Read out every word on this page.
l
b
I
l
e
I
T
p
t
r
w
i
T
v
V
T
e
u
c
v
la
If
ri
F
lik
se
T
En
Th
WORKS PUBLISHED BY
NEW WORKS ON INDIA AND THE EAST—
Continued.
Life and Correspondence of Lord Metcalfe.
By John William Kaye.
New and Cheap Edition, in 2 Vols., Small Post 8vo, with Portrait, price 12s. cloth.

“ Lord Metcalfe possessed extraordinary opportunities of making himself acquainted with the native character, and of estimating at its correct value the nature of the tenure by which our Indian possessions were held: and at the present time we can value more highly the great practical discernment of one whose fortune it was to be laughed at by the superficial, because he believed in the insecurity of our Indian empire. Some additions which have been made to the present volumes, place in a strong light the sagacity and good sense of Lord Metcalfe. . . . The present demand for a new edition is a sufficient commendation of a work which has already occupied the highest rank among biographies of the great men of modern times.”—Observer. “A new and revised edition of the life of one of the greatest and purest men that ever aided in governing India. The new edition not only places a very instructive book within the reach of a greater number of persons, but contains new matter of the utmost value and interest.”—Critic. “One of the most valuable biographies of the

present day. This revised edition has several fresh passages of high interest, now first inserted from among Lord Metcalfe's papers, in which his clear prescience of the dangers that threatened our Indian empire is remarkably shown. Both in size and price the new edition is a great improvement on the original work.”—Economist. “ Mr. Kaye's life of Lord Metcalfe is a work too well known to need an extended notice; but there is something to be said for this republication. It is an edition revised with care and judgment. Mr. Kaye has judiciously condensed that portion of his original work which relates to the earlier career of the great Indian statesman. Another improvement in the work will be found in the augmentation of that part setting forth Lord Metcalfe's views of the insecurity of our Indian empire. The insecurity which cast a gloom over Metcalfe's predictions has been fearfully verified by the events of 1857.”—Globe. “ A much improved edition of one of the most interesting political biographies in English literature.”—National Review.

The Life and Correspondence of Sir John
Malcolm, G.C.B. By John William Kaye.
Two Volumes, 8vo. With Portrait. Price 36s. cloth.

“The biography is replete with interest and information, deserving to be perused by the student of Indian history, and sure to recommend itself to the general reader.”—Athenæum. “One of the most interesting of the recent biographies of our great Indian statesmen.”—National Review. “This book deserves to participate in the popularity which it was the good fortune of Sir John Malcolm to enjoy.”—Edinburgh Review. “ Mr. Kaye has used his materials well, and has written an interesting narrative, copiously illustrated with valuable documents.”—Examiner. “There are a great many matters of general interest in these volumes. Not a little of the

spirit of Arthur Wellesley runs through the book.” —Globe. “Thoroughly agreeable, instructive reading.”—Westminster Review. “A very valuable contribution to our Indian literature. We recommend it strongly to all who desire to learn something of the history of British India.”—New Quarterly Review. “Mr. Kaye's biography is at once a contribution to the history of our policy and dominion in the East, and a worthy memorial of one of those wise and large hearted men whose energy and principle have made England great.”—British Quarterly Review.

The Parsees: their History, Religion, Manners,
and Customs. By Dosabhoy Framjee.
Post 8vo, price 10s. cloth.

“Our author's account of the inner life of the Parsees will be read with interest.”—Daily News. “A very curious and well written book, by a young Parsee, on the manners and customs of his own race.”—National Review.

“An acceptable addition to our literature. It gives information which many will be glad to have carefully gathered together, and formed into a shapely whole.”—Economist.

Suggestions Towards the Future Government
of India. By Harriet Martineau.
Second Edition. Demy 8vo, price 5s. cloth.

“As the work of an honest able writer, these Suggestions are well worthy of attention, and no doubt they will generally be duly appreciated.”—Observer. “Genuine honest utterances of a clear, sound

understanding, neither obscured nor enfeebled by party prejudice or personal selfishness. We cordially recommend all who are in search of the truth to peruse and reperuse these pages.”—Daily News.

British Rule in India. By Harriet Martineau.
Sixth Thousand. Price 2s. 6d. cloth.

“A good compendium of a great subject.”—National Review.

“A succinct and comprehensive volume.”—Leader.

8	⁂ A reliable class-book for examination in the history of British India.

☆ ☆ ☆ ☆ ☆

• GOAL: Every record above should be copied exactly.

• WRITTEN RESPONSE:
Read out every word on this page.
l
b
I
l
e
I
T
p
t
r
w
i
T
v
V
T
e
u
c
v
la
If
ri
F
lik
se
T
En
Th
WORKS PUBLISHED BY
NEW WORKS ON INDIA AND THE EAST—
Continued.
Life and Correspondence of Lord Metcalfe.
By John William Kaye.
New and Cheap Edition, in 2 Vols., Small Post 8vo, with Portrait, price 12s. cloth.

“ Lord Metcalfe possessed extraordinary opportunities of making himself acquainted with the native character, and of estimating at its correct value the nature of the tenure by which our Indian possessions were held: and at the present time we can value more highly the great practical discernment of one whose fortune it was to be laughed at by the superficial, because he believed in the insecurity of our Indian empire. Some additions which have been made to the present volumes, place in a strong light the sagacity and good sense of Lord Metcalfe. . . . The present demand for a new edition is a sufficient commendation of a work which has already occupied the highest rank among biographies of the great men of modern times.”—Observer. “A new and revised edition of the life of one of the greatest and purest men that ever aided in governing India. The new edition not only places a very instructive book within the reach of a greater number of persons, but contains new matter of the utmost value and interest.”—Critic. “One of the most valuable biographies of the

present day. This revised edition has several fresh passages of high interest, now first inserted from among Lord Metcalfe's papers, in which his clear prescience of the dangers that threatened our Indian empire is remarkably shown. Both in size and price the new edition is a great improvement on the original work.”—Economist. “ Mr. Kaye's life of Lord Metcalfe is a work too well known to need an extended notice; but there is something to be said for this republication. It is an edition revised with care and judgment. Mr. Kaye has judiciously condensed that portion of his original work which relates to the earlier career of the great Indian statesman. Another improvement in the work will be found in the augmentation of that part setting forth Lord Metcalfe's views of the insecurity of our Indian empire. The insecurity which cast a gloom over Metcalfe's predictions has been fearfully verified by the events of 1857.”—Globe. “ A much improved edition of one of the most interesting political biographies in English literature.”—National Review.

The Life and Correspondence of Sir John
Malcolm, G.C.B. By John William Kaye.
Two Volumes, 8vo. With Portrait. Price 36s. cloth.

“The biography is replete with interest and information, deserving to be perused by the student of Indian history, and sure to recommend itself to the general reader.”—Athenæum. “One of the most interesting of the recent biographies of our great Indian statesmen.”—National Review. “This book deserves to participate in the popularity which it was the good fortune of Sir John Malcolm to enjoy.”—Edinburgh Review. “ Mr. Kaye has used his materials well, and has written an interesting narrative, copiously illustrated with valuable documents.”—Examiner. “There are a great many matters of general interest in these volumes. Not a little of the

spirit of Arthur Wellesley runs through the book.” —Globe. “Thoroughly agreeable, instructive reading.”—Westminster Review. “A very valuable contribution to our Indian literature. We recommend it strongly to all who desire to learn something of the history of British India.”—New Quarterly Review. “Mr. Kaye's biography is at once a contribution to the history of our policy and dominion in the East, and a worthy memorial of one of those wise and large hearted men whose energy and principle have made England great.”—British Quarterly Review.

The Parsees: their History, Religion, Manners,
and Customs. By Dosabhoy Framjee.
Post 8vo, price 10s. cloth.

“Our author's account of the inner life of the Parsees will be read with interest.”—Daily News. “A very curious and well written book, by a young Parsee, on the manners and customs of his own race.”—National Review.

“An acceptable addition to our literature. It gives information which many will be glad to have carefully gathered together, and formed into a shapely whole.”—Economist.

Suggestions Towards the Future Government
of India. By Harriet Martineau.
Second Edition. Demy 8vo, price 5s. cloth.

“As the work of an honest able writer, these Suggestions are well worthy of attention, and no doubt they will generally be duly appreciated.”—Observer. “Genuine honest utterances of a clear, sound

understanding, neither obscured nor enfeebled by party prejudice or personal selfishness. We cordially recommend all who are in search of the truth to peruse and reperuse these pages.”—Daily News.

British Rule in India. By Harriet Martineau.
Sixth Thousand. Price 2s. 6d. cloth.

“A good compendium of a great subject.”—National Review.

“A succinct and comprehensive volume.”—Leader.

8	⁂ A reliable class-book for examination in the history of British India.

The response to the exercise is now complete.